┌──

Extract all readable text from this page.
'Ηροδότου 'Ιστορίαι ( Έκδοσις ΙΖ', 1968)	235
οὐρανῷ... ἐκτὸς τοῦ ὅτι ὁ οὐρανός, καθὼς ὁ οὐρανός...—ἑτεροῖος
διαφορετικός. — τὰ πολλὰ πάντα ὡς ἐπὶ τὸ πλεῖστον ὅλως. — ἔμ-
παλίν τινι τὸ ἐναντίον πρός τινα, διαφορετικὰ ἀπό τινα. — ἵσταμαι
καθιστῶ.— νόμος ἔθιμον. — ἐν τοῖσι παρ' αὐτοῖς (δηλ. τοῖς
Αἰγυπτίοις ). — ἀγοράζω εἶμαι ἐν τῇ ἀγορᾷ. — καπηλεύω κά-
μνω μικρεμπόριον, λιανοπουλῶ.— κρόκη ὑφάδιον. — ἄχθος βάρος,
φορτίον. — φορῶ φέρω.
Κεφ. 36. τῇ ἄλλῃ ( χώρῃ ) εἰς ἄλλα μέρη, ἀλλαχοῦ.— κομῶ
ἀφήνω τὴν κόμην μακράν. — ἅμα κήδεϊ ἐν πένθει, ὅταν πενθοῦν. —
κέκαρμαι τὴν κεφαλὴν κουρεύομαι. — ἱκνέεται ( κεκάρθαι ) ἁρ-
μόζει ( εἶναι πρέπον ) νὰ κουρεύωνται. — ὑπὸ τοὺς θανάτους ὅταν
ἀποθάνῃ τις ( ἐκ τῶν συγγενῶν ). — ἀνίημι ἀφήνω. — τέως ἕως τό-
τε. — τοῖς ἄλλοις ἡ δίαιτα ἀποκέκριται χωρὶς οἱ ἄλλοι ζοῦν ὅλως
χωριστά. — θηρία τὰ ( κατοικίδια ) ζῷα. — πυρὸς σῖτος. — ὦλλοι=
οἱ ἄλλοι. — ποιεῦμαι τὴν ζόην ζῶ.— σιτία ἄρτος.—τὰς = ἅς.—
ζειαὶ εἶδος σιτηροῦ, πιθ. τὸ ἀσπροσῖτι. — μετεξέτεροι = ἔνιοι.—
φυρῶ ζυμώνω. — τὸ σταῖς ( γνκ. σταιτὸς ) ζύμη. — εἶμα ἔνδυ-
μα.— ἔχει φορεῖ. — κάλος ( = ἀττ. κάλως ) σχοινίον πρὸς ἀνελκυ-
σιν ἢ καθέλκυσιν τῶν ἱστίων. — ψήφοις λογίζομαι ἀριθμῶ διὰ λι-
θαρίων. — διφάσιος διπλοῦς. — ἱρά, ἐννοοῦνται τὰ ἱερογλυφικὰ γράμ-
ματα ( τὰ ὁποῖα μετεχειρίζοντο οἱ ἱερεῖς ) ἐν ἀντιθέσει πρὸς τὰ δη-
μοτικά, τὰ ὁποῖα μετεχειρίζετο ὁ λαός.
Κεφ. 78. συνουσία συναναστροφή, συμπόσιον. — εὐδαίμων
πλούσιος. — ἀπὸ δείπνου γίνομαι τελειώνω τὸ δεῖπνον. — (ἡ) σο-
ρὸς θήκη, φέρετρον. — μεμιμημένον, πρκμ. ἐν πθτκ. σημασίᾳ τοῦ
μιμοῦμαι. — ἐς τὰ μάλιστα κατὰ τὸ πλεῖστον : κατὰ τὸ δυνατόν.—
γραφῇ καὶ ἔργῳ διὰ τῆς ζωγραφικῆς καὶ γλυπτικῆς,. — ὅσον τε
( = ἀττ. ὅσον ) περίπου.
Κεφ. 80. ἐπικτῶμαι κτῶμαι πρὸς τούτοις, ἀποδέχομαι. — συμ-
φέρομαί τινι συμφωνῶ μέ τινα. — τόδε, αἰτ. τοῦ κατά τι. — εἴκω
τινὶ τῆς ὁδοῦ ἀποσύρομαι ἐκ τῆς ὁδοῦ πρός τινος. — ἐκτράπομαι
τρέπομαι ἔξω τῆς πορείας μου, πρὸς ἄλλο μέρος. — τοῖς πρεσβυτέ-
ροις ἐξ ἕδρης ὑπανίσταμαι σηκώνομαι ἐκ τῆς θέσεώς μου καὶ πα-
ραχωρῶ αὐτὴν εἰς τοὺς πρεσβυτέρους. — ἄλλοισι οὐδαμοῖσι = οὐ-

└──
┌──

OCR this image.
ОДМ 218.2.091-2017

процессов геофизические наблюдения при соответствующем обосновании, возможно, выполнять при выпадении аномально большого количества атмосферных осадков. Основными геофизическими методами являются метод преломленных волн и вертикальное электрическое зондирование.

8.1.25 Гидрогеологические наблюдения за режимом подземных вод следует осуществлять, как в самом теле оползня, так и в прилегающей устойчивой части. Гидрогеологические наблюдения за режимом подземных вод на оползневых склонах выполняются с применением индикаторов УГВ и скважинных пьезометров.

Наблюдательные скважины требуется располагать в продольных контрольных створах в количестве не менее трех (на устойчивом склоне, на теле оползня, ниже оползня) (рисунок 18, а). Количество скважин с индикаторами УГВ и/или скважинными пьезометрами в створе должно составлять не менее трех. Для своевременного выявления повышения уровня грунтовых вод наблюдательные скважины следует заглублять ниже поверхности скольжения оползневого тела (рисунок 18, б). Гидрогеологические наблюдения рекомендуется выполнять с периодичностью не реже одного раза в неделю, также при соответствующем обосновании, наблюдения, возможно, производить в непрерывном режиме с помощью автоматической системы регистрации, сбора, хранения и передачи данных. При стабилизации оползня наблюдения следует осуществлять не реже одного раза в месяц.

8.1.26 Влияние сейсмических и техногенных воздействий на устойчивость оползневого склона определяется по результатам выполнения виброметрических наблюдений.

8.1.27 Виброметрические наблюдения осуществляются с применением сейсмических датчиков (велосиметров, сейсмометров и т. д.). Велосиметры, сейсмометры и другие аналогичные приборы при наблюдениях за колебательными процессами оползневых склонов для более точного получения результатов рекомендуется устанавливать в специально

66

└──

Task requirements
Gather each line of the records holding the string "ὁποῖα".

Answer to the exercise
ματα ( τὰ ὁποῖα μετεχειρίζοντο οἱ ἱερεῖς ) ἐν ἀντιθέσει πρὸς τὰ δη-
μοτικά, τὰ ὁποῖα μετεχειρίζετο ὁ λαός.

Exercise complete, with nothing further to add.